* Prompt *
Gather up all lines that carry the word "name".

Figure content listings
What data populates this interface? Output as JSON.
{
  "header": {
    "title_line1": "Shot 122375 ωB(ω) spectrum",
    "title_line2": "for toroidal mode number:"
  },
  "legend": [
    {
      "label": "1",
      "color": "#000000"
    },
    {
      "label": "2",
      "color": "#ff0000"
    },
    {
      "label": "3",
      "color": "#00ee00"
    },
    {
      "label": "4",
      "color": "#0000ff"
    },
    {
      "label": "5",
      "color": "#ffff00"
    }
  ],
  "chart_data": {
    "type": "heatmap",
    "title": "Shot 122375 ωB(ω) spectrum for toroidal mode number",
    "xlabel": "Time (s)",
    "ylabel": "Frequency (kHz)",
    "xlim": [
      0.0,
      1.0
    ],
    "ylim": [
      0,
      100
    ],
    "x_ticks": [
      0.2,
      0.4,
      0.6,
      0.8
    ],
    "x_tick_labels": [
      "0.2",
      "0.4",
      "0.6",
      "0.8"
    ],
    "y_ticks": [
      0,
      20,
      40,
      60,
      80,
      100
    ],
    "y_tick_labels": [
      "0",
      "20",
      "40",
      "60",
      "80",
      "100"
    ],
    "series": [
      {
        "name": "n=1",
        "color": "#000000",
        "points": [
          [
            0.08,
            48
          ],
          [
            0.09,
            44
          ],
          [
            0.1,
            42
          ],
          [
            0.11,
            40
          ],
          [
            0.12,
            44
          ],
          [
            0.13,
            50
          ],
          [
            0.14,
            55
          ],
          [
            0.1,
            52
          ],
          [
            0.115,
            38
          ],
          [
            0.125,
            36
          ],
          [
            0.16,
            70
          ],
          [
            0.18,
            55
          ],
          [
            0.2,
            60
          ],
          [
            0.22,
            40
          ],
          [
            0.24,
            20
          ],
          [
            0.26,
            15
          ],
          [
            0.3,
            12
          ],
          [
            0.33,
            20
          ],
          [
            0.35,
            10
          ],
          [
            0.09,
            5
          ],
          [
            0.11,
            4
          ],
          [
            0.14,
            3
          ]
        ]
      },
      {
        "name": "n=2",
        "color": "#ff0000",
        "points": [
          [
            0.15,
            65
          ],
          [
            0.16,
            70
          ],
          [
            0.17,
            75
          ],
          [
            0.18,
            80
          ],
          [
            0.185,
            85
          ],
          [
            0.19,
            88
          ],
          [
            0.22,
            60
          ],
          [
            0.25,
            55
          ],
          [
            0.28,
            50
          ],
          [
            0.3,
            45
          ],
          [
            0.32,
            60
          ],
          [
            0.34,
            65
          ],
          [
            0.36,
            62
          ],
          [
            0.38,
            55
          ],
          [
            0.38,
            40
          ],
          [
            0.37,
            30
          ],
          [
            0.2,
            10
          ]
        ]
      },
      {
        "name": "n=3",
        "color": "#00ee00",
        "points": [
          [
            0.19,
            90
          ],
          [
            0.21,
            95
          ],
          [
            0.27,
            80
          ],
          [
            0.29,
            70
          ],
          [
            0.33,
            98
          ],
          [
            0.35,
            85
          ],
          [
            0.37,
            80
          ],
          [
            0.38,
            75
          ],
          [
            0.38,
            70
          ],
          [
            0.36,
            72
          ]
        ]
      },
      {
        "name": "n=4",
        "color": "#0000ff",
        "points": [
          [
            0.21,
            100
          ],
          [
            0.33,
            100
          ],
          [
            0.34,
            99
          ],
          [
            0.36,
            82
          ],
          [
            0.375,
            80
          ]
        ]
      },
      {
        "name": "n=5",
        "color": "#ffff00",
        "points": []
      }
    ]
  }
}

--

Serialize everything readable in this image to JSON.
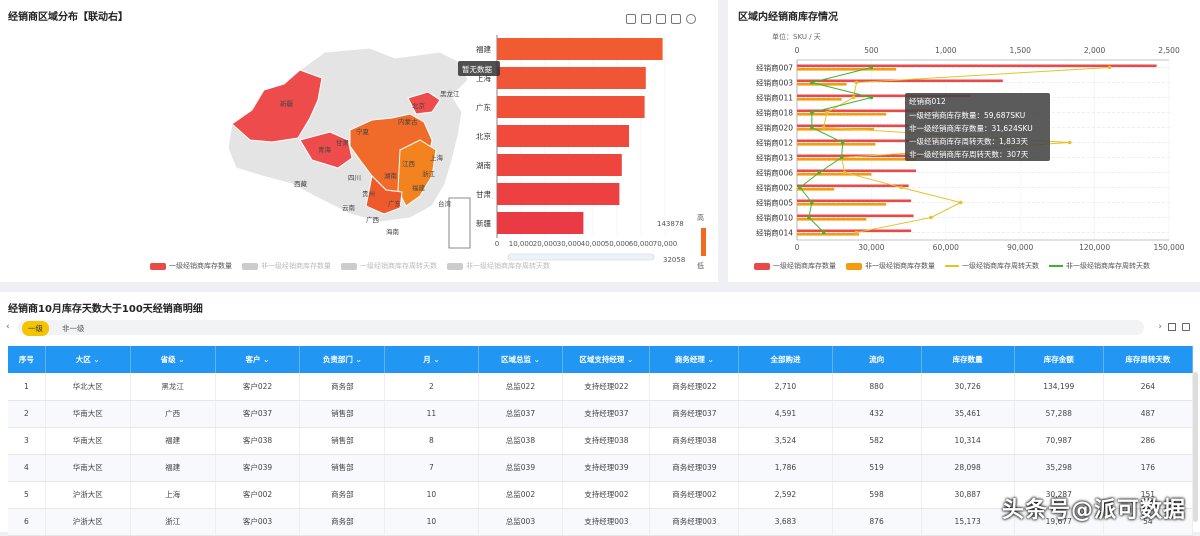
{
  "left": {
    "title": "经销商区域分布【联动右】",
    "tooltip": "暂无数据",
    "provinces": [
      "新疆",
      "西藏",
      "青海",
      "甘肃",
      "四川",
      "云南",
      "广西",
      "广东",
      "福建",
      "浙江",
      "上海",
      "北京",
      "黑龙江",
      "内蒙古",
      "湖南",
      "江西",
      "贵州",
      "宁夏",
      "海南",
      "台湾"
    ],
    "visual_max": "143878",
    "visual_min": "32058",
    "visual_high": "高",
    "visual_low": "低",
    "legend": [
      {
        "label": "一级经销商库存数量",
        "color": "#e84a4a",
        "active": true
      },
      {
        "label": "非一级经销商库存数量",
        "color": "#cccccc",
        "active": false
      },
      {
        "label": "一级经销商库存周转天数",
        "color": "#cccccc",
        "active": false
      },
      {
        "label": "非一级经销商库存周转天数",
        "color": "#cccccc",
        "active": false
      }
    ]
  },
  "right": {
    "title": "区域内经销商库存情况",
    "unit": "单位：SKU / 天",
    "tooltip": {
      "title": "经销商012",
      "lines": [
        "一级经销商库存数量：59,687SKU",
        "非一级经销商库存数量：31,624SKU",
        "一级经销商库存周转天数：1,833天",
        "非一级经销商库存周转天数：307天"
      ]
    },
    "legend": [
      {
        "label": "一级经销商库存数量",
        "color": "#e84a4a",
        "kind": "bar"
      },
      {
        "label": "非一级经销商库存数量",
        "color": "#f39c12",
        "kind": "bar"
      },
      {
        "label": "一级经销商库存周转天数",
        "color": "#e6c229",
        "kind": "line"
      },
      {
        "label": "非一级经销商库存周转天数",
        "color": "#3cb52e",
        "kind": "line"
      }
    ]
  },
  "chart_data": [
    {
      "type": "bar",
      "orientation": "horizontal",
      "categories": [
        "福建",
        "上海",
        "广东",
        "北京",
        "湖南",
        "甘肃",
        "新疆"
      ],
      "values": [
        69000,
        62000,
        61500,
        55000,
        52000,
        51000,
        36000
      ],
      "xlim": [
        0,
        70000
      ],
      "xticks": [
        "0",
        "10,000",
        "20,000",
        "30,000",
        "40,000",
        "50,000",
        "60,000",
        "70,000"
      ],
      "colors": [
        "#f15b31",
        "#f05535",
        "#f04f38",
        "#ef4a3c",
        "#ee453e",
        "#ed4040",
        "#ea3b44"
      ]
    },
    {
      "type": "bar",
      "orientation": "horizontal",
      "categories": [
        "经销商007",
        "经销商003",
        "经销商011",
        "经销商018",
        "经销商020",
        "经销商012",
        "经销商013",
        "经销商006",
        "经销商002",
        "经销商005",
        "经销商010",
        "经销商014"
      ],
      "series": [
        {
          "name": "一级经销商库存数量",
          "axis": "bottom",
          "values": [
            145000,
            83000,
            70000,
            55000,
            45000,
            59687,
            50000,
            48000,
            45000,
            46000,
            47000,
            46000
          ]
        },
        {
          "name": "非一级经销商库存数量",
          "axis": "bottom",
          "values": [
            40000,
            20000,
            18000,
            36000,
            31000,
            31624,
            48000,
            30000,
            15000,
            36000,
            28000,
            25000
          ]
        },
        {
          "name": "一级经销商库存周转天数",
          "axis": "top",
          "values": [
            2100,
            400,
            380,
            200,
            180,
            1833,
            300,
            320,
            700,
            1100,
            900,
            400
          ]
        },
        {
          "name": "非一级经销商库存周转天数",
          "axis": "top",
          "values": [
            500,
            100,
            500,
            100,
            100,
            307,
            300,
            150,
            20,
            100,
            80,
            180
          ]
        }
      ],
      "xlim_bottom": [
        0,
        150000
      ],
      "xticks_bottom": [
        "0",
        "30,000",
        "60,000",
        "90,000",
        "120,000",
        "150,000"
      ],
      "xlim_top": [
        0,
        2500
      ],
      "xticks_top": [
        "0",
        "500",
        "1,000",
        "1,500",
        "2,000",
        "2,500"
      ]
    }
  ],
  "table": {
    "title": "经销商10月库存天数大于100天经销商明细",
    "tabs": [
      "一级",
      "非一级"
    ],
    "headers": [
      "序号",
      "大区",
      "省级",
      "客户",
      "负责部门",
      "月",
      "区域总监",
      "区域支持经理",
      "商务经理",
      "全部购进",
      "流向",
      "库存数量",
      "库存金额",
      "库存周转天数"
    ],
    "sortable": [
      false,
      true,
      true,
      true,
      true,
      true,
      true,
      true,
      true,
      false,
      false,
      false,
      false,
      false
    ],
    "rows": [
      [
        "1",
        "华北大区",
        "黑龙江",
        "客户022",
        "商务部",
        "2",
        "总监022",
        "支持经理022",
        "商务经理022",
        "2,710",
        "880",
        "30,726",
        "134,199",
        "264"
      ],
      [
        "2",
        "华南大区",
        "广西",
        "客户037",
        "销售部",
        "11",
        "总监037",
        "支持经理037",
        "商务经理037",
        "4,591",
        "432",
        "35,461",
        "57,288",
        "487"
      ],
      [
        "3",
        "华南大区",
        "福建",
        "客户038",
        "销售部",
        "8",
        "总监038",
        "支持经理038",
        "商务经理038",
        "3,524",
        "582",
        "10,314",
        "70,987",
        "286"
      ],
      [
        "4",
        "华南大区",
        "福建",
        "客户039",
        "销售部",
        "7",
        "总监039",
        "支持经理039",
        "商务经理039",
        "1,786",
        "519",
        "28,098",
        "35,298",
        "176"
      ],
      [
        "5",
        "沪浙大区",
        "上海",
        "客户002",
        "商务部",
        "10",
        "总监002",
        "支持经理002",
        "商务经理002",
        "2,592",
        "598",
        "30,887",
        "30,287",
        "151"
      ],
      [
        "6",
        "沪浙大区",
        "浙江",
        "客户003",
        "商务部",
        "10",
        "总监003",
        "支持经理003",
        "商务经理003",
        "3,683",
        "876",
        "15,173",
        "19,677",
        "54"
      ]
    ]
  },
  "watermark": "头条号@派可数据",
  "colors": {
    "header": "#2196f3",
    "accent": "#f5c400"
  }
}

* Correct answer *
        "name": "n=1",
        "name": "n=2",
        "name": "n=3",
        "name": "n=4",
        "name": "n=5",
          "name": "一级经销商库存数量",
          "name": "非一级经销商库存数量",
          "name": "一级经销商库存周转天数",
          "name": "非一级经销商库存周转天数",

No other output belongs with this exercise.